▶ [WRITTEN INSTRUCTION]
Copy every entry precisely.

--- Begin RECORD LIST ---

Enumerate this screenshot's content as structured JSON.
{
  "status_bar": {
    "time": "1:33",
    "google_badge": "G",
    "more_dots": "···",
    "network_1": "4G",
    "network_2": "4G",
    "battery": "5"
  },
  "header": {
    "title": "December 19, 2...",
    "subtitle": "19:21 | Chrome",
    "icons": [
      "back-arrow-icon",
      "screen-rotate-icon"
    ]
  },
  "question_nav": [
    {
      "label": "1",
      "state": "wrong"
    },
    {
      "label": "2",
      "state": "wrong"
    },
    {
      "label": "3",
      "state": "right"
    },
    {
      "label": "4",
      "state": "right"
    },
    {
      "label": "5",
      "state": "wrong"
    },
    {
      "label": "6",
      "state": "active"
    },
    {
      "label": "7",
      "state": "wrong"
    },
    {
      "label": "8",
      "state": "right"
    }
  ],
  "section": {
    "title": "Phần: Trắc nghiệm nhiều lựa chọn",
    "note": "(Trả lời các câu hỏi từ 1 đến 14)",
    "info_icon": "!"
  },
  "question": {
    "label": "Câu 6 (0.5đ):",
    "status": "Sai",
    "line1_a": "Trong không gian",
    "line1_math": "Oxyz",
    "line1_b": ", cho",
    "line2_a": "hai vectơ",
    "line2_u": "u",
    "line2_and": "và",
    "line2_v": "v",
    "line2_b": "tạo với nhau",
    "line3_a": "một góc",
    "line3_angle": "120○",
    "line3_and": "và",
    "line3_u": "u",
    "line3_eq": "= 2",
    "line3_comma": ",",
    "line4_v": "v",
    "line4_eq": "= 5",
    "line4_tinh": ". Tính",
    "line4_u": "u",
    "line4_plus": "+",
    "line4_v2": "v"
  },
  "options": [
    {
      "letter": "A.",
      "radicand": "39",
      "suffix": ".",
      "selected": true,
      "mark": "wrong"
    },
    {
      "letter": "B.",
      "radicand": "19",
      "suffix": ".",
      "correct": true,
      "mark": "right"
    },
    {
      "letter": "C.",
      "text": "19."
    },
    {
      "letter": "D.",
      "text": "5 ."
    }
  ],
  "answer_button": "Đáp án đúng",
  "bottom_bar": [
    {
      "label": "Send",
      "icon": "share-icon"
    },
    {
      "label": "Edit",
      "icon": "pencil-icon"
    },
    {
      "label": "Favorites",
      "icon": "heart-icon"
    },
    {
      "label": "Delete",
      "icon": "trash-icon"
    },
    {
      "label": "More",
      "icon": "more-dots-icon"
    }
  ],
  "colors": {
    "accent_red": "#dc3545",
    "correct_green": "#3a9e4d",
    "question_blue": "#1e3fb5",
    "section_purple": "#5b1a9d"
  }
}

--- End RECORD LIST ---

▶ [WRITTEN SOLUTION]
Enumerate this screenshot's content as structured JSON.
{
  "status_bar": {
    "time": "1:33",
    "google_badge": "G",
    "more_dots": "···",
    "network_1": "4G",
    "network_2": "4G",
    "battery": "5"
  },
  "header": {
    "title": "December 19, 2...",
    "subtitle": "19:21 | Chrome",
    "icons": [
      "back-arrow-icon",
      "screen-rotate-icon"
    ]
  },
  "question_nav": [
    {
      "label": "1",
      "state": "wrong"
    },
    {
      "label": "2",
      "state": "wrong"
    },
    {
      "label": "3",
      "state": "right"
    },
    {
      "label": "4",
      "state": "right"
    },
    {
      "label": "5",
      "state": "wrong"
    },
    {
      "label": "6",
      "state": "active"
    },
    {
      "label": "7",
      "state": "wrong"
    },
    {
      "label": "8",
      "state": "right"
    }
  ],
  "section": {
    "title": "Phần: Trắc nghiệm nhiều lựa chọn",
    "note": "(Trả lời các câu hỏi từ 1 đến 14)",
    "info_icon": "!"
  },
  "question": {
    "label": "Câu 6 (0.5đ):",
    "status": "Sai",
    "line1_a": "Trong không gian",
    "line1_math": "Oxyz",
    "line1_b": ", cho",
    "line2_a": "hai vectơ",
    "line2_u": "u",
    "line2_and": "và",
    "line2_v": "v",
    "line2_b": "tạo với nhau",
    "line3_a": "một góc",
    "line3_angle": "120○",
    "line3_and": "và",
    "line3_u": "u",
    "line3_eq": "= 2",
    "line3_comma": ",",
    "line4_v": "v",
    "line4_eq": "= 5",
    "line4_tinh": ". Tính",
    "line4_u": "u",
    "line4_plus": "+",
    "line4_v2": "v"
  },
  "options": [
    {
      "letter": "A.",
      "radicand": "39",
      "suffix": ".",
      "selected": true,
      "mark": "wrong"
    },
    {
      "letter": "B.",
      "radicand": "19",
      "suffix": ".",
      "correct": true,
      "mark": "right"
    },
    {
      "letter": "C.",
      "text": "19."
    },
    {
      "letter": "D.",
      "text": "5 ."
    }
  ],
  "answer_button": "Đáp án đúng",
  "bottom_bar": [
    {
      "label": "Send",
      "icon": "share-icon"
    },
    {
      "label": "Edit",
      "icon": "pencil-icon"
    },
    {
      "label": "Favorites",
      "icon": "heart-icon"
    },
    {
      "label": "Delete",
      "icon": "trash-icon"
    },
    {
      "label": "More",
      "icon": "more-dots-icon"
    }
  ],
  "colors": {
    "accent_red": "#dc3545",
    "correct_green": "#3a9e4d",
    "question_blue": "#1e3fb5",
    "section_purple": "#5b1a9d"
  }
}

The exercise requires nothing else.